### Description of the task
Output every entry exactly as given.

### Listed entries
+--
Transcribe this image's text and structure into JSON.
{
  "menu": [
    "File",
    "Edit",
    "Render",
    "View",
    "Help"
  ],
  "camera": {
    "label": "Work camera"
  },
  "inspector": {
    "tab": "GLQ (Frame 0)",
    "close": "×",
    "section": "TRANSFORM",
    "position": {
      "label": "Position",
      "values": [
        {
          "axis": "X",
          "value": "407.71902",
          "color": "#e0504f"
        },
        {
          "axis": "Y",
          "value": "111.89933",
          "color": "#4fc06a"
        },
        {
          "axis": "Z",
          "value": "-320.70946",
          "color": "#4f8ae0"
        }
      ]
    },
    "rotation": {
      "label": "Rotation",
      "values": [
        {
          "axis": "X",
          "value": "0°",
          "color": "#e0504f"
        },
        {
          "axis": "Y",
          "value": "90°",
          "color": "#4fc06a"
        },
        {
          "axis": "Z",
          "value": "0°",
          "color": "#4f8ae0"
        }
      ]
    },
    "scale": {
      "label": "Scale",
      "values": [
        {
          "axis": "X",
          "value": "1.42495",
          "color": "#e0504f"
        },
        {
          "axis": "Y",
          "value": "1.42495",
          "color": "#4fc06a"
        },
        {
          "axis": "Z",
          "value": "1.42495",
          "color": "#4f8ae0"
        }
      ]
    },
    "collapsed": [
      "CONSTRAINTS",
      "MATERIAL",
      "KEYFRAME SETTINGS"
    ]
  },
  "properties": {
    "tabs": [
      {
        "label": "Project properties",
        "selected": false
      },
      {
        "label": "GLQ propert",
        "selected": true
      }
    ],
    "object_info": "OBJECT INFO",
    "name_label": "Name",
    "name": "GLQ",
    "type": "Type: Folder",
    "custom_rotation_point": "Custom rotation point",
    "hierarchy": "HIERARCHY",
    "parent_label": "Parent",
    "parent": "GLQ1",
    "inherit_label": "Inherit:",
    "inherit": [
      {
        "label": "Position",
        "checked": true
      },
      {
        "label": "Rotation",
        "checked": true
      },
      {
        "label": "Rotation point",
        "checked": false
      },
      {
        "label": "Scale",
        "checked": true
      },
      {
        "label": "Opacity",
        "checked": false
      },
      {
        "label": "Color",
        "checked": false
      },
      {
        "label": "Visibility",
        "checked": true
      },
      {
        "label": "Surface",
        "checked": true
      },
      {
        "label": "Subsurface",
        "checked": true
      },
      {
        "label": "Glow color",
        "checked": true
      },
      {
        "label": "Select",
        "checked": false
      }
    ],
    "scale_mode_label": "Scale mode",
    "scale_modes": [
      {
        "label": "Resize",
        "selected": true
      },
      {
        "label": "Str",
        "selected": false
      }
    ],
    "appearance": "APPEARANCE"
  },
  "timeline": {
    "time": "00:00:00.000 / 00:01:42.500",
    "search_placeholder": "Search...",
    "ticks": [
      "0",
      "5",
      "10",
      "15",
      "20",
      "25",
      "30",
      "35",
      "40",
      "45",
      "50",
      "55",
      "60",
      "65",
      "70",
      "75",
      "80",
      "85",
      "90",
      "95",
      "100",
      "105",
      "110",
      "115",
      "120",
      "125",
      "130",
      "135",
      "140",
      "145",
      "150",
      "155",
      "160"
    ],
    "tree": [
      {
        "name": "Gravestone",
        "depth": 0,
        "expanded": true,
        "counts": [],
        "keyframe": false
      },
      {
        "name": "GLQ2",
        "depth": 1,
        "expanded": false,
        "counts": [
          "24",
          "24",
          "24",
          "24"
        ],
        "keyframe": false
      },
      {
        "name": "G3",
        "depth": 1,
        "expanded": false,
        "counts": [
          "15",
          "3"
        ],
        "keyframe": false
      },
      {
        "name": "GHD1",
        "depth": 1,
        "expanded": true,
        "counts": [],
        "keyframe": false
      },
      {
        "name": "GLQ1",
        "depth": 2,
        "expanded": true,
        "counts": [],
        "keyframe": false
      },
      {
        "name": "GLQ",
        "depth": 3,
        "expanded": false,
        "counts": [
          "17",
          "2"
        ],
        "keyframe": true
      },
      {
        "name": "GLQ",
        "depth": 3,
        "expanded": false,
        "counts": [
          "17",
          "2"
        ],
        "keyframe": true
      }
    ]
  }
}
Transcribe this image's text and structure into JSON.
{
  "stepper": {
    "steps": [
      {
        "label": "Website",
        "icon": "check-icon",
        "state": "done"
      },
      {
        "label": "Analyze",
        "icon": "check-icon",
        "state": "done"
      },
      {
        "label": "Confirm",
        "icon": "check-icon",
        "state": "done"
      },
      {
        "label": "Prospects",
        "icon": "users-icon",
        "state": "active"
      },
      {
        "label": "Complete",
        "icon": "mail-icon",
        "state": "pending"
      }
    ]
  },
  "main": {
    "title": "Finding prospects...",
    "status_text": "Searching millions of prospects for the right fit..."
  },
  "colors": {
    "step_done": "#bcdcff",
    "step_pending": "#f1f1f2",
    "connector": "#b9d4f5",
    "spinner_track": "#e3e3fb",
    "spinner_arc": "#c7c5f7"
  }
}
+--
### Complete response
Transcribe this image's text and structure into JSON.
{
  "menu": [
    "File",
    "Edit",
    "Render",
    "View",
    "Help"
  ],
  "camera": {
    "label": "Work camera"
  },
  "inspector": {
    "tab": "GLQ (Frame 0)",
    "close": "×",
    "section": "TRANSFORM",
    "position": {
      "label": "Position",
      "values": [
        {
          "axis": "X",
          "value": "407.71902",
          "color": "#e0504f"
        },
        {
          "axis": "Y",
          "value": "111.89933",
          "color": "#4fc06a"
        },
        {
          "axis": "Z",
          "value": "-320.70946",
          "color": "#4f8ae0"
        }
      ]
    },
    "rotation": {
      "label": "Rotation",
      "values": [
        {
          "axis": "X",
          "value": "0°",
          "color": "#e0504f"
        },
        {
          "axis": "Y",
          "value": "90°",
          "color": "#4fc06a"
        },
        {
          "axis": "Z",
          "value": "0°",
          "color": "#4f8ae0"
        }
      ]
    },
    "scale": {
      "label": "Scale",
      "values": [
        {
          "axis": "X",
          "value": "1.42495",
          "color": "#e0504f"
        },
        {
          "axis": "Y",
          "value": "1.42495",
          "color": "#4fc06a"
        },
        {
          "axis": "Z",
          "value": "1.42495",
          "color": "#4f8ae0"
        }
      ]
    },
    "collapsed": [
      "CONSTRAINTS",
      "MATERIAL",
      "KEYFRAME SETTINGS"
    ]
  },
  "properties": {
    "tabs": [
      {
        "label": "Project properties",
        "selected": false
      },
      {
        "label": "GLQ propert",
        "selected": true
      }
    ],
    "object_info": "OBJECT INFO",
    "name_label": "Name",
    "name": "GLQ",
    "type": "Type: Folder",
    "custom_rotation_point": "Custom rotation point",
    "hierarchy": "HIERARCHY",
    "parent_label": "Parent",
    "parent": "GLQ1",
    "inherit_label": "Inherit:",
    "inherit": [
      {
        "label": "Position",
        "checked": true
      },
      {
        "label": "Rotation",
        "checked": true
      },
      {
        "label": "Rotation point",
        "checked": false
      },
      {
        "label": "Scale",
        "checked": true
      },
      {
        "label": "Opacity",
        "checked": false
      },
      {
        "label": "Color",
        "checked": false
      },
      {
        "label": "Visibility",
        "checked": true
      },
      {
        "label": "Surface",
        "checked": true
      },
      {
        "label": "Subsurface",
        "checked": true
      },
      {
        "label": "Glow color",
        "checked": true
      },
      {
        "label": "Select",
        "checked": false
      }
    ],
    "scale_mode_label": "Scale mode",
    "scale_modes": [
      {
        "label": "Resize",
        "selected": true
      },
      {
        "label": "Str",
        "selected": false
      }
    ],
    "appearance": "APPEARANCE"
  },
  "timeline": {
    "time": "00:00:00.000 / 00:01:42.500",
    "search_placeholder": "Search...",
    "ticks": [
      "0",
      "5",
      "10",
      "15",
      "20",
      "25",
      "30",
      "35",
      "40",
      "45",
      "50",
      "55",
      "60",
      "65",
      "70",
      "75",
      "80",
      "85",
      "90",
      "95",
      "100",
      "105",
      "110",
      "115",
      "120",
      "125",
      "130",
      "135",
      "140",
      "145",
      "150",
      "155",
      "160"
    ],
    "tree": [
      {
        "name": "Gravestone",
        "depth": 0,
        "expanded": true,
        "counts": [],
        "keyframe": false
      },
      {
        "name": "GLQ2",
        "depth": 1,
        "expanded": false,
        "counts": [
          "24",
          "24",
          "24",
          "24"
        ],
        "keyframe": false
      },
      {
        "name": "G3",
        "depth": 1,
        "expanded": false,
        "counts": [
          "15",
          "3"
        ],
        "keyframe": false
      },
      {
        "name": "GHD1",
        "depth": 1,
        "expanded": true,
        "counts": [],
        "keyframe": false
      },
      {
        "name": "GLQ1",
        "depth": 2,
        "expanded": true,
        "counts": [],
        "keyframe": false
      },
      {
        "name": "GLQ",
        "depth": 3,
        "expanded": false,
        "counts": [
          "17",
          "2"
        ],
        "keyframe": true
      },
      {
        "name": "GLQ",
        "depth": 3,
        "expanded": false,
        "counts": [
          "17",
          "2"
        ],
        "keyframe": true
      }
    ]
  }
}
Transcribe this image's text and structure into JSON.
{
  "stepper": {
    "steps": [
      {
        "label": "Website",
        "icon": "check-icon",
        "state": "done"
      },
      {
        "label": "Analyze",
        "icon": "check-icon",
        "state": "done"
      },
      {
        "label": "Confirm",
        "icon": "check-icon",
        "state": "done"
      },
      {
        "label": "Prospects",
        "icon": "users-icon",
        "state": "active"
      },
      {
        "label": "Complete",
        "icon": "mail-icon",
        "state": "pending"
      }
    ]
  },
  "main": {
    "title": "Finding prospects...",
    "status_text": "Searching millions of prospects for the right fit..."
  },
  "colors": {
    "step_done": "#bcdcff",
    "step_pending": "#f1f1f2",
    "connector": "#b9d4f5",
    "spinner_track": "#e3e3fb",
    "spinner_arc": "#c7c5f7"
  }
}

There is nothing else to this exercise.